Information shown:

────

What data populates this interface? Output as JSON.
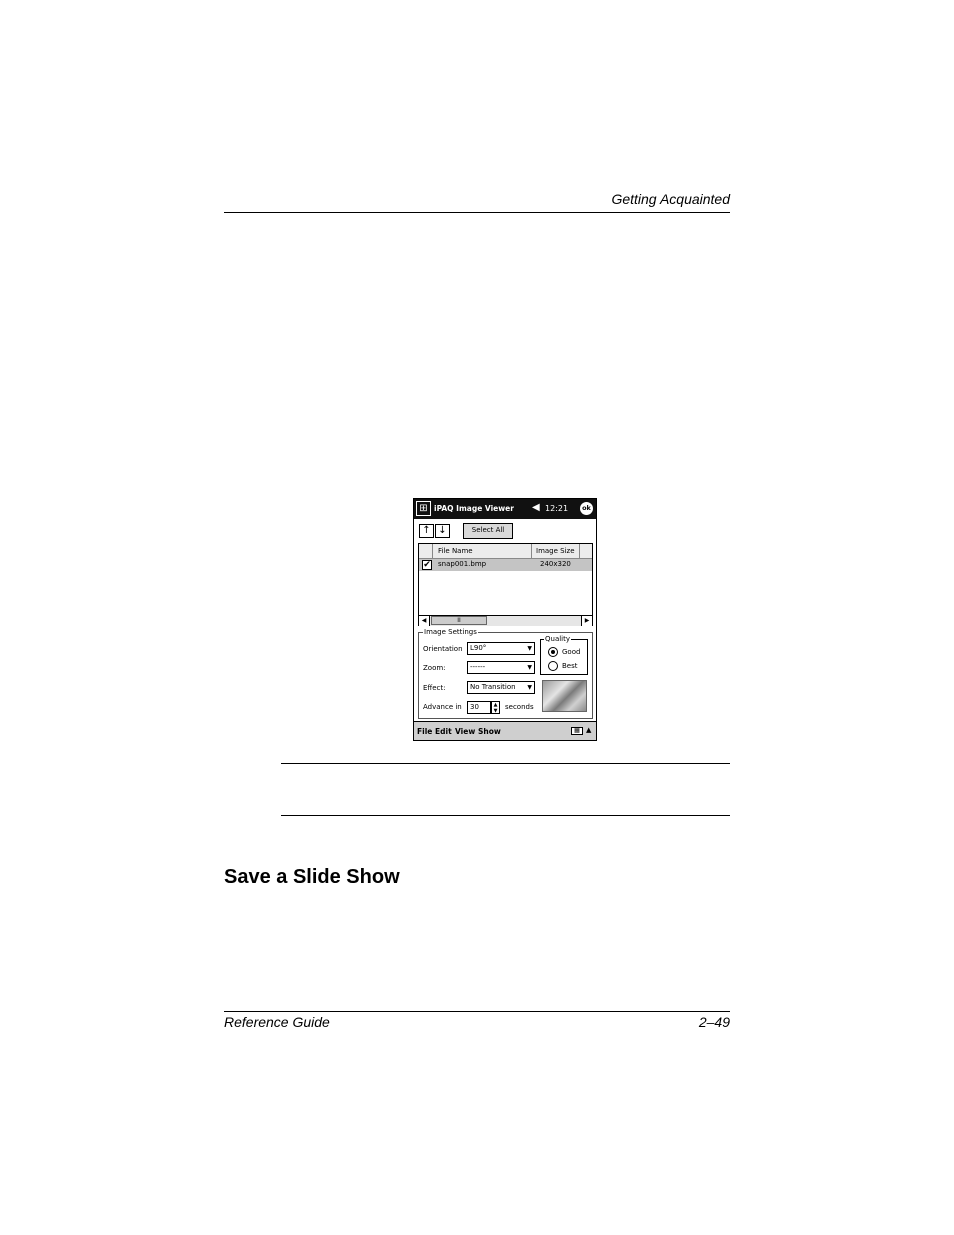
{
  "header": {
    "running_title": "Getting Acquainted"
  },
  "screenshot": {
    "app_title": "iPAQ Image Viewer",
    "clock": "12:21",
    "ok_label": "ok",
    "up_arrow": "↑",
    "down_arrow": "↓",
    "select_all_label": "Select All",
    "columns": {
      "name": "File Name",
      "size": "Image Size"
    },
    "rows": [
      {
        "checked": true,
        "check_glyph": "✔",
        "name": "snap001.bmp",
        "size": "240x320"
      }
    ],
    "scroll_thumb": "II",
    "settings": {
      "group_label": "Image Settings",
      "orientation_label": "Orientation",
      "orientation_value": "L90°",
      "zoom_label": "Zoom:",
      "zoom_value": "------",
      "effect_label": "Effect:",
      "effect_value": "No Transition",
      "advance_label": "Advance in",
      "advance_value": "30",
      "seconds_label": "seconds",
      "quality_label": "Quality",
      "quality_good": "Good",
      "quality_best": "Best",
      "quality_selected": "Good"
    },
    "menu": {
      "file": "File",
      "edit": "Edit",
      "view": "View",
      "show": "Show"
    }
  },
  "section": {
    "heading": "Save a Slide Show"
  },
  "footer": {
    "left": "Reference Guide",
    "right": "2–49"
  }
}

────

What you will do: Write out the material above once more, exactly as it reads, with no pictures.

Result of this exercise:
What data populates this interface? Output as JSON.
{
  "header": {
    "running_title": "Getting Acquainted"
  },
  "screenshot": {
    "app_title": "iPAQ Image Viewer",
    "clock": "12:21",
    "ok_label": "ok",
    "up_arrow": "↑",
    "down_arrow": "↓",
    "select_all_label": "Select All",
    "columns": {
      "name": "File Name",
      "size": "Image Size"
    },
    "rows": [
      {
        "checked": true,
        "check_glyph": "✔",
        "name": "snap001.bmp",
        "size": "240x320"
      }
    ],
    "scroll_thumb": "II",
    "settings": {
      "group_label": "Image Settings",
      "orientation_label": "Orientation",
      "orientation_value": "L90°",
      "zoom_label": "Zoom:",
      "zoom_value": "------",
      "effect_label": "Effect:",
      "effect_value": "No Transition",
      "advance_label": "Advance in",
      "advance_value": "30",
      "seconds_label": "seconds",
      "quality_label": "Quality",
      "quality_good": "Good",
      "quality_best": "Best",
      "quality_selected": "Good"
    },
    "menu": {
      "file": "File",
      "edit": "Edit",
      "view": "View",
      "show": "Show"
    }
  },
  "section": {
    "heading": "Save a Slide Show"
  },
  "footer": {
    "left": "Reference Guide",
    "right": "2–49"
  }
}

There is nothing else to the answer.